Exercise task a
Can you turn the records, from their first line through the line containing "document-caption: [서식] 답변서" (both ends included), into a Markdown table with the columns Row and Line, leaving out any blank lines?

++++ Extracted text

- Picture of Yameen Rasheed
- Born: 10 April 1988 Feydhoo, Addu City, Maldives
- Died: 23 April 2017 (aged 29) Malé, Maldives
- Cause of death: Murdered
- Education: Bangalore Presidency College (BCA)
- Partner: Celine Peroni
- Parents: Hussain Rasheed (father); Mariyam Shafeega (mother);
- Website: thedailypanic.com

= Yameen Rasheed =

Maldivian blogger (1988–2017)

Yameen Rasheed (ޔާމީން ރަޝީދު; 10 April 1988 – 23 April 2017) was a Maldivian liberal blogger and IT professional who was stabbed 16 times in his staircase. His death received international news coverage and condemnation among world leaders and had sparked protests.

== Early life and education ==
Yameen Rasheed was born on 10 April 1988 to Hussain Rasheed and Mariyam Shafeega. He was born in Feydhoo, Addu City. He moved to Trivandrum, India before he was 2 years old and studied in Sarvodaya Vidyalaya School. He studied in Bangalore Presidency College and received a Best Outgoing Student Award and did his Bachelor of Computer Applications (BCA) there as well.

++++++++
++++ Information provided

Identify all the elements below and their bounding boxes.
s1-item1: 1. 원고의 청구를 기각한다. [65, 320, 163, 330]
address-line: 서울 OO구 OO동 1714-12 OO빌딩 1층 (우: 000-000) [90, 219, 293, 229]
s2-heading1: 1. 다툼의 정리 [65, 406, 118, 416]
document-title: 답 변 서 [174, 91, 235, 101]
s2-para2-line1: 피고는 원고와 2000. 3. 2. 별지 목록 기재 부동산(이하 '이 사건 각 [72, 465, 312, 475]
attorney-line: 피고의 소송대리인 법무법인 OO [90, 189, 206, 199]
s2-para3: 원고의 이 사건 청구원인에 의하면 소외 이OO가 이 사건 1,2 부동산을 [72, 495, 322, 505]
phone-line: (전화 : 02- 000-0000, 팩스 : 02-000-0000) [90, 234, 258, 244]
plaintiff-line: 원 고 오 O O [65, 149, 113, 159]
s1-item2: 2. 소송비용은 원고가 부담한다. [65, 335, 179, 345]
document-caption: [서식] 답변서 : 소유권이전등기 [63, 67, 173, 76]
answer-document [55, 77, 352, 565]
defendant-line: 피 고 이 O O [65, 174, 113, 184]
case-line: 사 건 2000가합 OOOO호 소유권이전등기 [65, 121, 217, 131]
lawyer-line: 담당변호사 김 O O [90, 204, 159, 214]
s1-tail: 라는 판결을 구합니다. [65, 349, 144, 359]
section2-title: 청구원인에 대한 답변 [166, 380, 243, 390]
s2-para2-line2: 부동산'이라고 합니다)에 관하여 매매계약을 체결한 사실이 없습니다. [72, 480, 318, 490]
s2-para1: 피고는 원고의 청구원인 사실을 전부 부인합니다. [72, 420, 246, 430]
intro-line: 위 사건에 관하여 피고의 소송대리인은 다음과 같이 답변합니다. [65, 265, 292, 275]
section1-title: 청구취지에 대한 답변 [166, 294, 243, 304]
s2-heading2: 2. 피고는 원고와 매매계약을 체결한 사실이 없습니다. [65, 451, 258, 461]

++++++++

Exercise task b
Could you go on with the biography of Yameen Rasheed from the point where it stops?

Written reply a
| Row | Line |
|---|---|
| 1 | Identify all the elements below and their bounding boxes. |
| 2 | s1-item1: 1. 원고의 청구를 기각한다. [65, 320, 163, 330] |
| 3 | address-line: 서울 OO구 OO동 1714-12 OO빌딩 1층 (우: 000-000) [90, 219, 293, 229] |
| 4 | s2-heading1: 1. 다툼의 정리 [65, 406, 118, 416] |
| 5 | document-title: 답 변 서 [174, 91, 235, 101] |
| 6 | s2-para2-line1: 피고는 원고와 2000. 3. 2. 별지 목록 기재 부동산(이하 '이 사건 각 [72, 465, 312, 475] |
| 7 | attorney-line: 피고의 소송대리인 법무법인 OO [90, 189, 206, 199] |
| 8 | s2-para3: 원고의 이 사건 청구원인에 의하면 소외 이OO가 이 사건 1,2 부동산을 [72, 495, 322, 505] |
| 9 | phone-line: (전화 : 02- 000-0000, 팩스 : 02-000-0000) [90, 234, 258, 244] |
| 10 | plaintiff-line: 원 고 오 O O [65, 149, 113, 159] |
| 11 | s1-item2: 2. 소송비용은 원고가 부담한다. [65, 335, 179, 345] |
| 12 | document-caption: [서식] 답변서 : 소유권이전등기 [63, 67, 173, 76] |

Written reply b
== Career ==
He started blogging in India and over time befriended Maldivian bloggers. After he studied BCA, he returned to the Maldives and applied to Dhiraagu and Ooredoo Maldives, where he worked as a software developer for Dhiraagu. While he was a software developer, he wrote for magazines such as Minivan News, Himal Southasian, and The Indian Express. While he was working at the Maldives Stock Exchange, he started The Daily Panic, a blog through which he accrued a large following for his "droll reporting and biting satire" of Maldivian politics.

He was arrested during the 2015 May Day protests in the Maldives and held as a political prisoner in Dhoonidhoo Prison for 21 days.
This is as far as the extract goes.